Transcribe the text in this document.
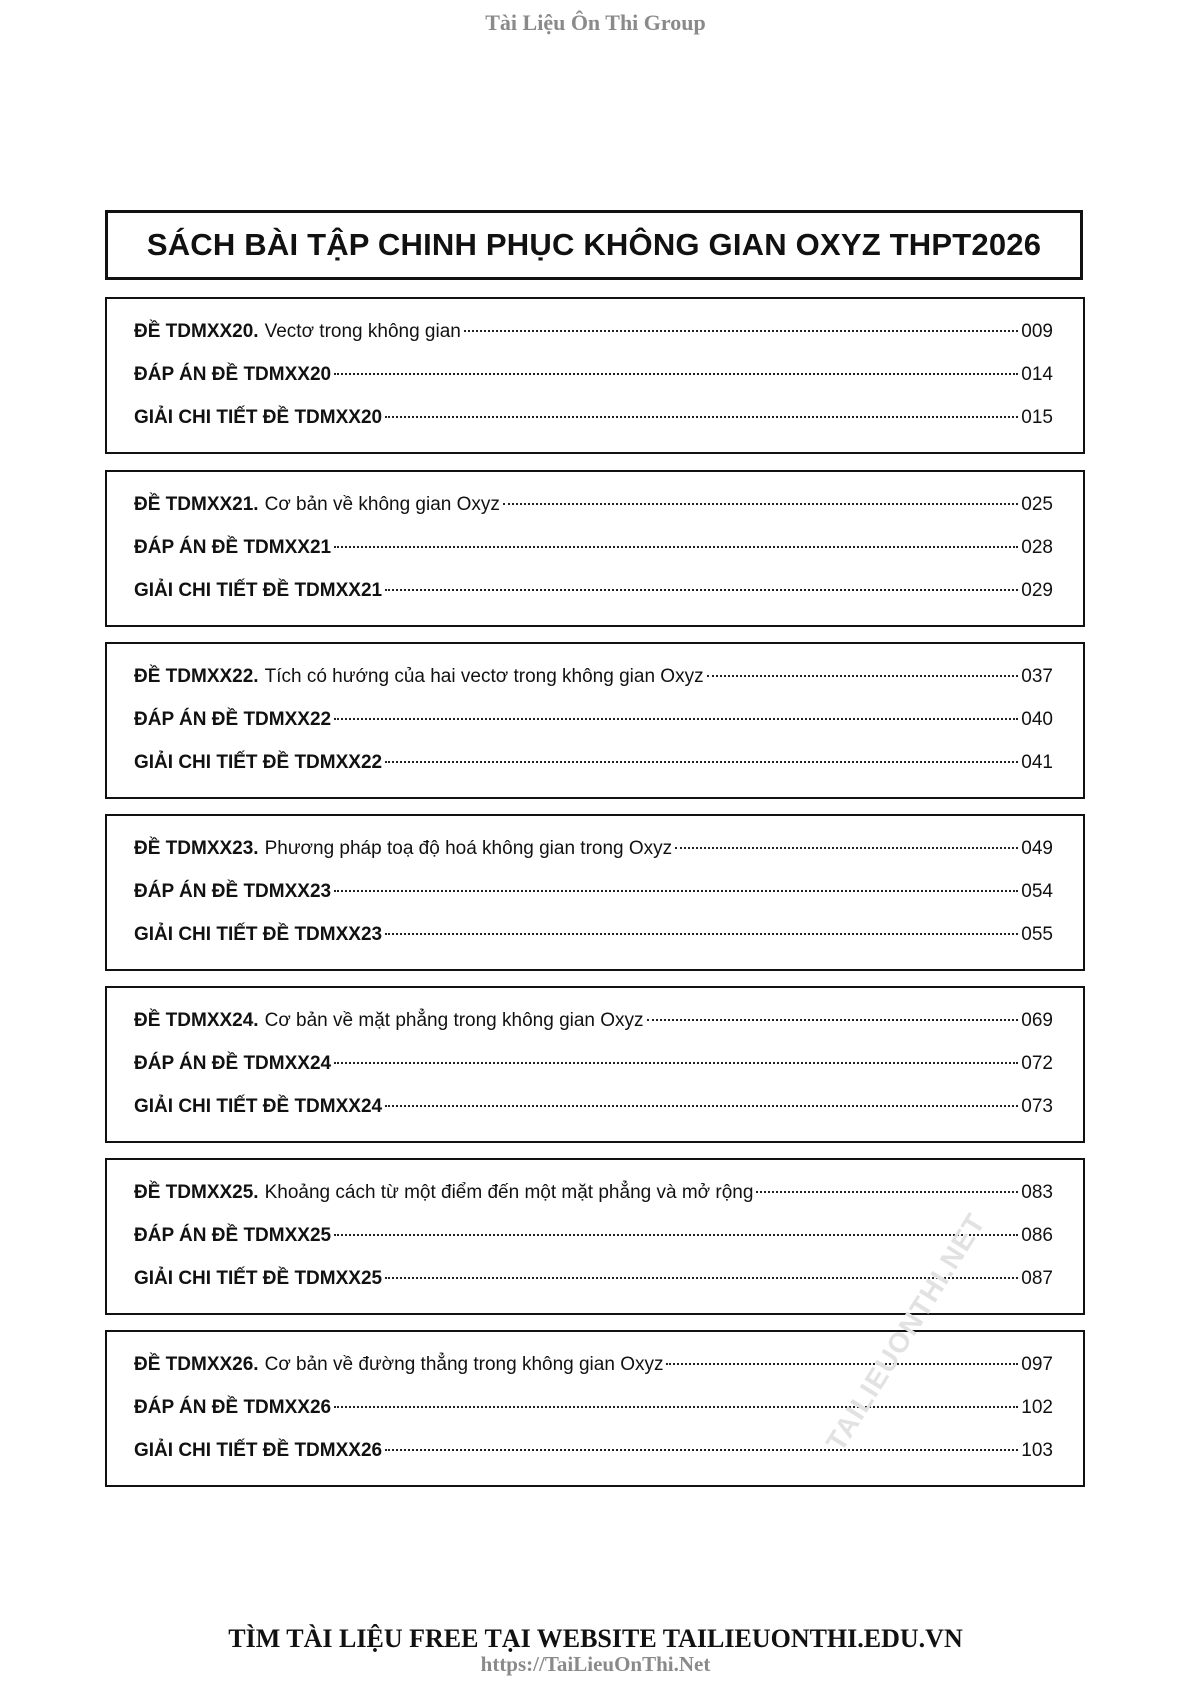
Tài Liệu Ôn Thi Group
SÁCH BÀI TẬP CHINH PHỤC KHÔNG GIAN OXYZ THPT2026
ĐỀ TDMXX20. Vectơ trong không gian	009
ĐÁP ÁN ĐỀ TDMXX20	014
GIẢI CHI TIẾT ĐỀ TDMXX20	015
ĐỀ TDMXX21. Cơ bản về không gian Oxyz	025
ĐÁP ÁN ĐỀ TDMXX21	028
GIẢI CHI TIẾT ĐỀ TDMXX21	029
ĐỀ TDMXX22. Tích có hướng của hai vectơ trong không gian Oxyz	037
ĐÁP ÁN ĐỀ TDMXX22	040
GIẢI CHI TIẾT ĐỀ TDMXX22	041
ĐỀ TDMXX23. Phương pháp toạ độ hoá không gian trong Oxyz	049
ĐÁP ÁN ĐỀ TDMXX23	054
GIẢI CHI TIẾT ĐỀ TDMXX23	055
ĐỀ TDMXX24. Cơ bản về mặt phẳng trong không gian Oxyz	069
ĐÁP ÁN ĐỀ TDMXX24	072
GIẢI CHI TIẾT ĐỀ TDMXX24	073
ĐỀ TDMXX25. Khoảng cách từ một điểm đến một mặt phẳng và mở rộng	083
ĐÁP ÁN ĐỀ TDMXX25	086
GIẢI CHI TIẾT ĐỀ TDMXX25	087
ĐỀ TDMXX26. Cơ bản về đường thẳng trong không gian Oxyz	097
ĐÁP ÁN ĐỀ TDMXX26	102
GIẢI CHI TIẾT ĐỀ TDMXX26	103
TAILIEUONTHI.NET
TÌM TÀI LIỆU FREE TẠI WEBSITE TAILIEUONTHI.EDU.VN
https://TaiLieuOnThi.Net
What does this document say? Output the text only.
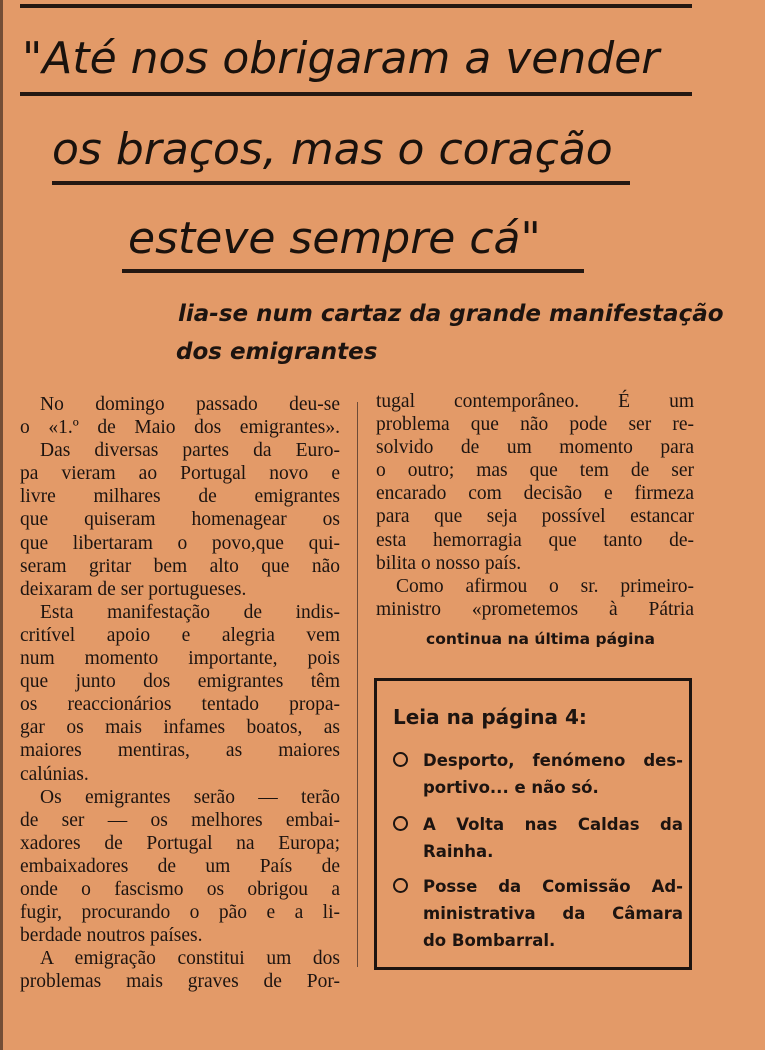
"Até nos obrigaram a vender
os braços, mas o coração
esteve sempre cá"
lia-se num cartaz da grande manifestação
dos emigrantes

No domingo passado deu-se

o «1.º de Maio dos emigrantes».

Das diversas partes da Euro-

pa vieram ao Portugal novo e

livre milhares de emigrantes

que quiseram homenagear os

que libertaram o povo,que qui-

seram gritar bem alto que não

deixaram de ser portugueses.

Esta manifestação de indis-

critível apoio e alegria vem

num momento importante, pois

que junto dos emigrantes têm

os reaccionários tentado propa-

gar os mais infames boatos, as

maiores mentiras, as maiores

calúnias.

Os emigrantes serão — terão

de ser — os melhores embai-

xadores de Portugal na Europa;

embaixadores de um País de

onde o fascismo os obrigou a

fugir, procurando o pão e a li-

berdade noutros países.

A emigração constitui um dos

problemas mais graves de Por-

tugal contemporâneo. É um

problema que não pode ser re-

solvido de um momento para

o outro; mas que tem de ser

encarado com decisão e firmeza

para que seja possível estancar

esta hemorragia que tanto de-

bilita o nosso país.

Como afirmou o sr. primeiro-

ministro «prometemos à Pátria

continua na última página
Leia na página 4:
Desporto, fenómeno des-
portivo... e não só.
A Volta nas Caldas da
Rainha.
Posse da Comissão Ad-
ministrativa da Câmara
do Bombarral.
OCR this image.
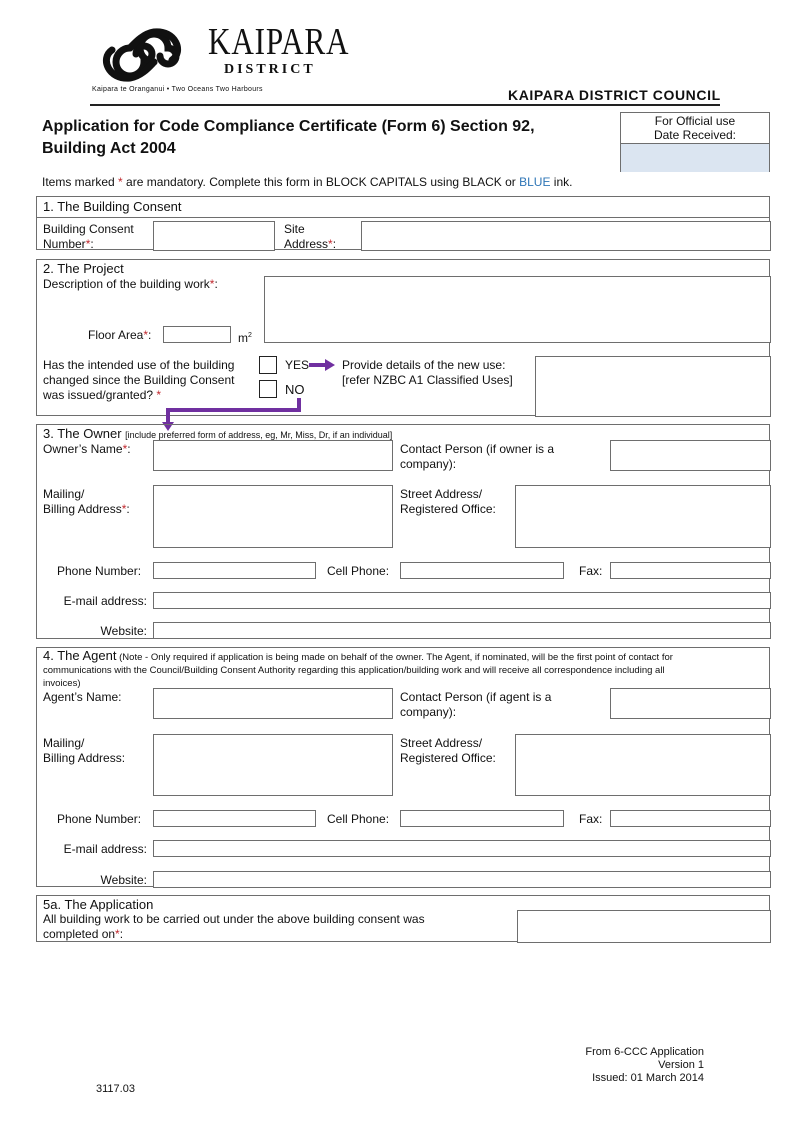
KAIPARA
DISTRICT
Kaipara te Oranganui • Two Oceans Two Harbours	KAIPARA DISTRICT COUNCIL
Application for Code Compliance Certificate (Form 6) Section 92, Building Act 2004
For Official use
Date Received:
Items marked * are mandatory. Complete this form in BLOCK CAPITALS using BLACK or BLUE ink.
1. The Building Consent
Building Consent
Number*:
Site
Address*:
2. The Project
Description of the building work*:
Floor Area*:	$m^2$
Has the intended use of the building
changed since the Building Consent
was issued/granted? *
YES
NO
Provide details of the new use:
[refer NZBC A1 Classified Uses]
3. The Owner [include preferred form of address, eg, Mr, Miss, Dr, if an individual]
Owner’s Name*:	Contact Person (if owner is a
company):
Mailing/
Billing Address*:
Street Address/
Registered Office:
Phone Number:	Cell Phone:	Fax:
E-mail address:
Website:
4. The Agent (Note - Only required if application is being made on behalf of the owner. The Agent, if nominated, will be the first point of contact for
communications with the Council/Building Consent Authority regarding this application/building work and will receive all correspondence including all
invoices)
Agent’s Name:	Contact Person (if agent is a
company):
Mailing/
Billing Address:
Street Address/
Registered Office:
Phone Number:	Cell Phone:	Fax:
E-mail address:
Website:
5a. The Application
All building work to be carried out under the above building consent was
completed on*:
From 6-CCC Application
Version 1
Issued: 01 March 2014
3117.03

**Aim of the exercise:** Transcribe the whole listing exactly. Pictures are excluded.

**The reply:**
Transcribe the text in this document.
Tài Liệu Ôn Thi Group
SÁCH BÀI TẬP CHINH PHỤC KHÔNG GIAN OXYZ THPT2026
ĐỀ TDMXX20. Vectơ trong không gian	009
ĐÁP ÁN ĐỀ TDMXX20	014
GIẢI CHI TIẾT ĐỀ TDMXX20	015
ĐỀ TDMXX21. Cơ bản về không gian Oxyz	025
ĐÁP ÁN ĐỀ TDMXX21	028
GIẢI CHI TIẾT ĐỀ TDMXX21	029
ĐỀ TDMXX22. Tích có hướng của hai vectơ trong không gian Oxyz	037
ĐÁP ÁN ĐỀ TDMXX22	040
GIẢI CHI TIẾT ĐỀ TDMXX22	041
ĐỀ TDMXX23. Phương pháp toạ độ hoá không gian trong Oxyz	049
ĐÁP ÁN ĐỀ TDMXX23	054
GIẢI CHI TIẾT ĐỀ TDMXX23	055
ĐỀ TDMXX24. Cơ bản về mặt phẳng trong không gian Oxyz	069
ĐÁP ÁN ĐỀ TDMXX24	072
GIẢI CHI TIẾT ĐỀ TDMXX24	073
ĐỀ TDMXX25. Khoảng cách từ một điểm đến một mặt phẳng và mở rộng	083
ĐÁP ÁN ĐỀ TDMXX25	086
GIẢI CHI TIẾT ĐỀ TDMXX25	087
ĐỀ TDMXX26. Cơ bản về đường thẳng trong không gian Oxyz	097
ĐÁP ÁN ĐỀ TDMXX26	102
GIẢI CHI TIẾT ĐỀ TDMXX26	103
TAILIEUONTHI.NET
TÌM TÀI LIỆU FREE TẠI WEBSITE TAILIEUONTHI.EDU.VN
https://TaiLieuOnThi.Net
What does this document say? Output the text only.
"Até nos obrigaram a vender
os braços, mas o coração
esteve sempre cá"
lia-se num cartaz da grande manifestação
dos emigrantes

No domingo passado deu-se

o «1.º de Maio dos emigrantes».

Das diversas partes da Euro-

pa vieram ao Portugal novo e

livre milhares de emigrantes

que quiseram homenagear os

que libertaram o povo,que qui-

seram gritar bem alto que não

deixaram de ser portugueses.

Esta manifestação de indis-

critível apoio e alegria vem

num momento importante, pois

que junto dos emigrantes têm

os reaccionários tentado propa-

gar os mais infames boatos, as

maiores mentiras, as maiores

calúnias.

Os emigrantes serão — terão

de ser — os melhores embai-

xadores de Portugal na Europa;

embaixadores de um País de

onde o fascismo os obrigou a

fugir, procurando o pão e a li-

berdade noutros países.

A emigração constitui um dos

problemas mais graves de Por-

tugal contemporâneo. É um

problema que não pode ser re-

solvido de um momento para

o outro; mas que tem de ser

encarado com decisão e firmeza

para que seja possível estancar

esta hemorragia que tanto de-

bilita o nosso país.

Como afirmou o sr. primeiro-

ministro «prometemos à Pátria

continua na última página
Leia na página 4:
Desporto, fenómeno des-
portivo... e não só.
A Volta nas Caldas da
Rainha.
Posse da Comissão Ad-
ministrativa da Câmara
do Bombarral.
OCR this image.
KAIPARA
DISTRICT
Kaipara te Oranganui • Two Oceans Two Harbours	KAIPARA DISTRICT COUNCIL
Application for Code Compliance Certificate (Form 6) Section 92, Building Act 2004
For Official use
Date Received:
Items marked * are mandatory. Complete this form in BLOCK CAPITALS using BLACK or BLUE ink.
1. The Building Consent
Building Consent
Number*:
Site
Address*:
2. The Project
Description of the building work*:
Floor Area*:	$m^2$
Has the intended use of the building
changed since the Building Consent
was issued/granted? *
YES
NO
Provide details of the new use:
[refer NZBC A1 Classified Uses]
3. The Owner [include preferred form of address, eg, Mr, Miss, Dr, if an individual]
Owner’s Name*:	Contact Person (if owner is a
company):
Mailing/
Billing Address*:
Street Address/
Registered Office:
Phone Number:	Cell Phone:	Fax:
E-mail address:
Website:
4. The Agent (Note - Only required if application is being made on behalf of the owner. The Agent, if nominated, will be the first point of contact for
communications with the Council/Building Consent Authority regarding this application/building work and will receive all correspondence including all
invoices)
Agent’s Name:	Contact Person (if agent is a
company):
Mailing/
Billing Address:
Street Address/
Registered Office:
Phone Number:	Cell Phone:	Fax:
E-mail address:
Website:
5a. The Application
All building work to be carried out under the above building consent was
completed on*:
From 6-CCC Application
Version 1
Issued: 01 March 2014
3117.03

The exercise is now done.